[Records that describe figures]
○ ○ ○ ○
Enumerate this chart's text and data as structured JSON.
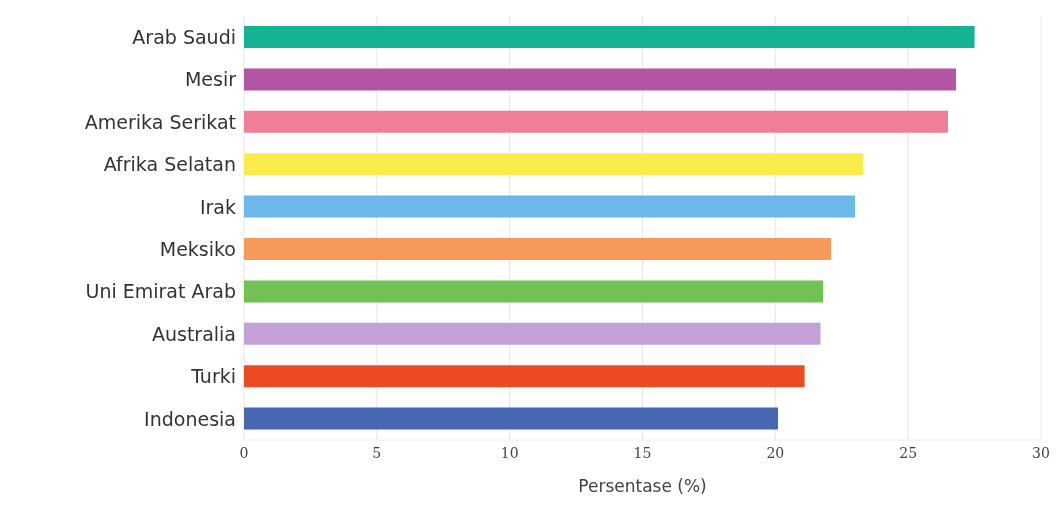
{
  "chart_data": {
    "type": "bar",
    "orientation": "horizontal",
    "xlabel": "Persentase (%)",
    "categories": [
      "Arab Saudi",
      "Mesir",
      "Amerika Serikat",
      "Afrika Selatan",
      "Irak",
      "Meksiko",
      "Uni Emirat Arab",
      "Australia",
      "Turki",
      "Indonesia"
    ],
    "values": [
      27.5,
      26.8,
      26.5,
      23.3,
      23.0,
      22.1,
      21.8,
      21.7,
      21.1,
      20.1
    ],
    "colors": [
      "#13b394",
      "#b256a4",
      "#ef7f98",
      "#fbec4b",
      "#6cb8ea",
      "#f7995b",
      "#71c253",
      "#c3a0d8",
      "#eb4a22",
      "#4767b2"
    ],
    "xlim": [
      0,
      30
    ],
    "xticks": [
      0,
      5,
      10,
      15,
      20,
      25,
      30
    ],
    "grid": "x"
  }
}
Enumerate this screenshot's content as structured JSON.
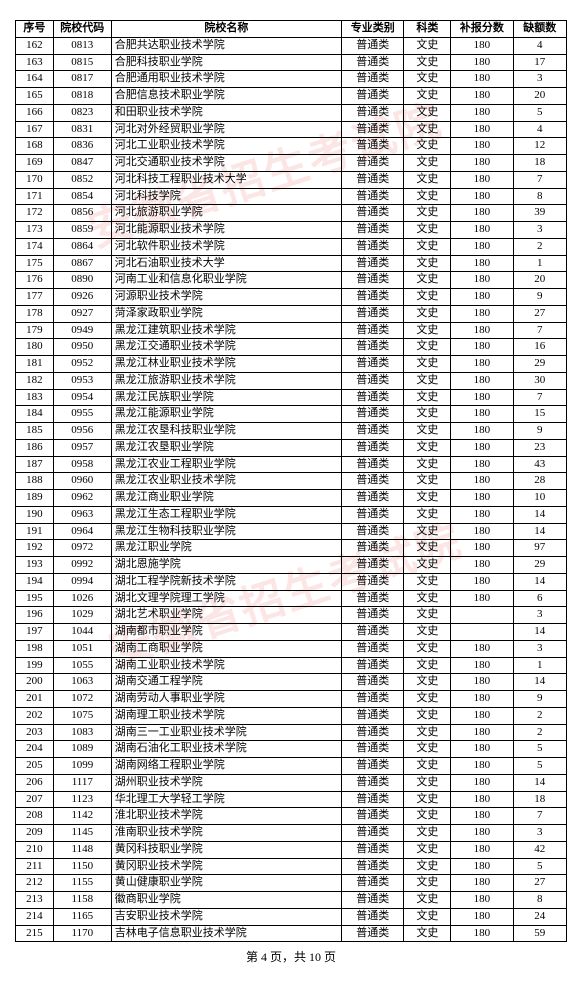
○ ○ ○ ○
# [THE REQUEST]
Print every entry above again without changing a word, and omit the pictures.

# [FINISHED EXERCISE]
Enumerate this chart's text and data as structured JSON.
{
  "chart_data": {
    "type": "bar",
    "orientation": "horizontal",
    "xlabel": "Persentase (%)",
    "categories": [
      "Arab Saudi",
      "Mesir",
      "Amerika Serikat",
      "Afrika Selatan",
      "Irak",
      "Meksiko",
      "Uni Emirat Arab",
      "Australia",
      "Turki",
      "Indonesia"
    ],
    "values": [
      27.5,
      26.8,
      26.5,
      23.3,
      23.0,
      22.1,
      21.8,
      21.7,
      21.1,
      20.1
    ],
    "colors": [
      "#13b394",
      "#b256a4",
      "#ef7f98",
      "#fbec4b",
      "#6cb8ea",
      "#f7995b",
      "#71c253",
      "#c3a0d8",
      "#eb4a22",
      "#4767b2"
    ],
    "xlim": [
      0,
      30
    ],
    "xticks": [
      0,
      5,
      10,
      15,
      20,
      25,
      30
    ],
    "grid": "x"
  }
}
Enumerate this screenshot's content as structured JSON.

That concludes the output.